= Text segment =
Witters et al. (2001) presented further evidence for autosomal recessive inheritance. A consanguineous Turkish couple gave birth to 3 children with malformations. The first, a boy, died neonatally of pulmonary hypertension with congenital alveolar capillary dysplasia (265380) and also had tibial agenesis and ectrodactyly. The second child, a girl, died after birth with the same abnormality of the lungs without skeletal malformations. After the birth of 3 unaffected children, echographic examination at 15 weeks of gestation in the sixth pregnancy documented agenesis of the tibias and symmetric ectrodactyly of the hands and feet. Autopsy did not show additional malformations, and lung development was normal for gestational age. This observation also confirmed the autosomal recessive inheritance pattern of congenital alveolar capillary dysplasia.

Naveed et al. (2007) presented evidence for 2 susceptibility loci in the same family, and hypothesized that SHFLD could fit the model of digenic inheritance.

Mapping

One form of ectrodactyly (absence of the middle rays, i.e., the central digits of the hands and/or feet) results from mutation at a locus (SHFM1; 183600) in 7q21.2-q22.1. Marinoni et al. (1994) described a large family in which ectrodactyly was associated with long bone deficiency in the form of aplasia of bones of the lower leg or forearm in an autosomal dominant pattern. Linkage to markers in the 7q21-q22 region was excluded.

Naveed et al. (2006) analyzed 18 microsatellite markers from chromosomes 7p13, 7q36, 8q24.1 and 10q24 in an 8-generation consanguineous Arab family with ectrodactyly and aplasia of the long bones, but found no significant evidence of linkage under both autosomal dominant and recessive models.

Naveed et al. (2007) conducted a genomewide linkage analysis using a 10K SNP array in a large consanguineous family from the United Arab Emirates, previously reported by Naveed et al. (2006), and identified 2 novel SHFLD susceptibility loci, one at 1q42.2-q43 (SHFLD1) and another at 6q14.1 (SHFLD2; 610685). These results were supported by multipoint parametric linkage analysis. Maximum multipoint lod scores of 3.20 and 3.78 were detected for the 2 locations on 1q and 6q, respectively, with the use of an autosomal dominant mode of inheritance with reduced penetrance. Haplotype analysis with informative crossovers enabled mapping of SHFLD1 to a region between single-nucleotide polymorphisms rs1124110 and rs535043 on 1q42.2-q43. Naveed et al. (2007) hypothesized that SHFLD could fit the model of digenic inheritance.

Cytogenetics

Babbs et al. (2007) reported a patient with SHFLD manifested as oligodactyly of the hands with multiple absent phalanges and complete absence of the first ray of the right hand. A single toe was present on each foot, and there was bilateral shortening of the tibiae associated with bilateral patellar dislocation and a bowed fibula on 1 leg. Metaphyses of the femur showed distal flaring. Molecular analysis revealed a de novo translocation t(2;18)(q14.2;p11.2). Characterization of the breakpoints revealed that neither disrupted any known gene. Analysis of several candidate genes within the 2q region showed no abnormalities in 44 additional patients with SHFM, SHFLD, or long bone deficiency. The chromosome 2q14.2 breakpoint coincides with the homologous region of the mouse to which the 'dominant hemimelia' (Dh) limb formation has been mapped (see 131290). Babbs et al. (2007) postulated that the 2q14.2 region may represent a novel locus for SHFLD and that the translocation disrupted a putative long-acting cis regulatory element.

= Your tasks =
(1) In the passage on ectrodactyly, what maximum multipoint lod scores did Naveed et al. (2007) detect for the locations on 1q and 6q?
(2) Copy the passage on ectrodactyly word for word from "Naveed et al. (2007) presented" to "region was excluded.".

= Dataset records =
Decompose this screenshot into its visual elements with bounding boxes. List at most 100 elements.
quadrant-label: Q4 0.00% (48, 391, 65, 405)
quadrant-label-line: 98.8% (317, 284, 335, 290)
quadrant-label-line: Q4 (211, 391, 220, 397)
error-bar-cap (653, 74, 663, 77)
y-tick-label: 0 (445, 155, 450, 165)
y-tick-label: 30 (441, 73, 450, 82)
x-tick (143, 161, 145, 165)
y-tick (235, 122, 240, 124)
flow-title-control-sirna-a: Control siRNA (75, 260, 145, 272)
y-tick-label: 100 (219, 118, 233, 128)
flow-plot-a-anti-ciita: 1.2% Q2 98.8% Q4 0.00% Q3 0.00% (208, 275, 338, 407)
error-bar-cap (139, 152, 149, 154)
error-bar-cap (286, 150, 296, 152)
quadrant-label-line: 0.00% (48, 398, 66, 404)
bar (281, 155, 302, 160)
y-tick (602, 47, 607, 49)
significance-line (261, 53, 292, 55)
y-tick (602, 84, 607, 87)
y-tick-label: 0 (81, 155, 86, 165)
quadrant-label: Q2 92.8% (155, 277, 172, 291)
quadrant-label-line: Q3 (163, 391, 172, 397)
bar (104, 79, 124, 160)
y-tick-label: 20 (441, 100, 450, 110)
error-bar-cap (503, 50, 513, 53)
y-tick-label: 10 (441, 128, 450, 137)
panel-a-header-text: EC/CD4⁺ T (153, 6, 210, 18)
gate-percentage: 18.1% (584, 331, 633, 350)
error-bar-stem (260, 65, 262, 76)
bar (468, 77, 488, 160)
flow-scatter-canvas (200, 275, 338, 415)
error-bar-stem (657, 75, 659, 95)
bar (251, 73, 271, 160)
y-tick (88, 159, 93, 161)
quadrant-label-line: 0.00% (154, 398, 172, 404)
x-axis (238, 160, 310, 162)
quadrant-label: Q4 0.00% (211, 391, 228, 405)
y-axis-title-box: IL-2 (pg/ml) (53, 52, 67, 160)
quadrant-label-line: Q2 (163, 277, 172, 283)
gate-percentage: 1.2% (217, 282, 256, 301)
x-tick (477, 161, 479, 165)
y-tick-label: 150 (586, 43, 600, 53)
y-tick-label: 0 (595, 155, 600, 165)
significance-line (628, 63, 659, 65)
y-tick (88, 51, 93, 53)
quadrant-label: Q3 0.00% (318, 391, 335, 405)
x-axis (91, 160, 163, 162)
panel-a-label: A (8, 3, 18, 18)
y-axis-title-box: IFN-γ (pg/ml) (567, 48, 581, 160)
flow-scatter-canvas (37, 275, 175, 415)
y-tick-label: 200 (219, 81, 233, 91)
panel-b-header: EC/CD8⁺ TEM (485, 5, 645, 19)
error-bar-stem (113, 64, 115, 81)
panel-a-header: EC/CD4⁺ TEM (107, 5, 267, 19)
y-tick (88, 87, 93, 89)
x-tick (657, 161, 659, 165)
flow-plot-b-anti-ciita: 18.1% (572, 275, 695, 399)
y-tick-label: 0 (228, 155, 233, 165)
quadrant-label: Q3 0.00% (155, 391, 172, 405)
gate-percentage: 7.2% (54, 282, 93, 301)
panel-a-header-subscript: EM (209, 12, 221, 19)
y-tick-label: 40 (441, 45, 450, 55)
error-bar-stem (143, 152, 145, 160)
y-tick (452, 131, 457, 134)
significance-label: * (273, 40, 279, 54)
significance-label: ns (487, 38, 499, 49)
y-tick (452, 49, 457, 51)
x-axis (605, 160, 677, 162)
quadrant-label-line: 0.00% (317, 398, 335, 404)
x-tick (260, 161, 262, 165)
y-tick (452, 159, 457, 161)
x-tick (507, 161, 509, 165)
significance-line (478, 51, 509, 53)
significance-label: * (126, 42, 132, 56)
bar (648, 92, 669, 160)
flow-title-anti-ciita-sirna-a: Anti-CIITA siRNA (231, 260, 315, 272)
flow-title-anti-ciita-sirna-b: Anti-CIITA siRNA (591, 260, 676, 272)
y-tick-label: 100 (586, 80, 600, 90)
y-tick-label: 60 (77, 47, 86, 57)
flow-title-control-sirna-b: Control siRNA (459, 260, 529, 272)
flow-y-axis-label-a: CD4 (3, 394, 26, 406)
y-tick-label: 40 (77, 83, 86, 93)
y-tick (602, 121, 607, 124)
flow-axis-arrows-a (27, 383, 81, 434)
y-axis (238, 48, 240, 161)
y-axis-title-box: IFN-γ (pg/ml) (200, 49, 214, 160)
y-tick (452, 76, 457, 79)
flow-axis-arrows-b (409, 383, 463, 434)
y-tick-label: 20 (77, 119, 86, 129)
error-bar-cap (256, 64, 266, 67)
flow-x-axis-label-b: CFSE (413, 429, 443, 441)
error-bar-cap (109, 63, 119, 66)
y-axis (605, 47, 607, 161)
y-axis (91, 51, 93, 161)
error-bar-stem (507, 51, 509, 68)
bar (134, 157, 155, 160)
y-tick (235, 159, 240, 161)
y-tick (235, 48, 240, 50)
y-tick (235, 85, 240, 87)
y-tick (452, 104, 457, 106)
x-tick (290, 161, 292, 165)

= Answers per task =
(1) 3.20 for 1q and 3.78 for 6q

(2)
Naveed et al. (2007) presented evidence for 2 susceptibility loci in the same family, and hypothesized that SHFLD could fit the model of digenic inheritance.

Mapping

One form of ectrodactyly (absence of the middle rays, i.e., the central digits of the hands and/or feet) results from mutation at a locus (SHFM1; 183600) in 7q21.2-q22.1. Marinoni et al. (1994) described a large family in which ectrodactyly was associated with long bone deficiency in the form of aplasia of bones of the lower leg or forearm in an autosomal dominant pattern. Linkage to markers in the 7q21-q22 region was excluded.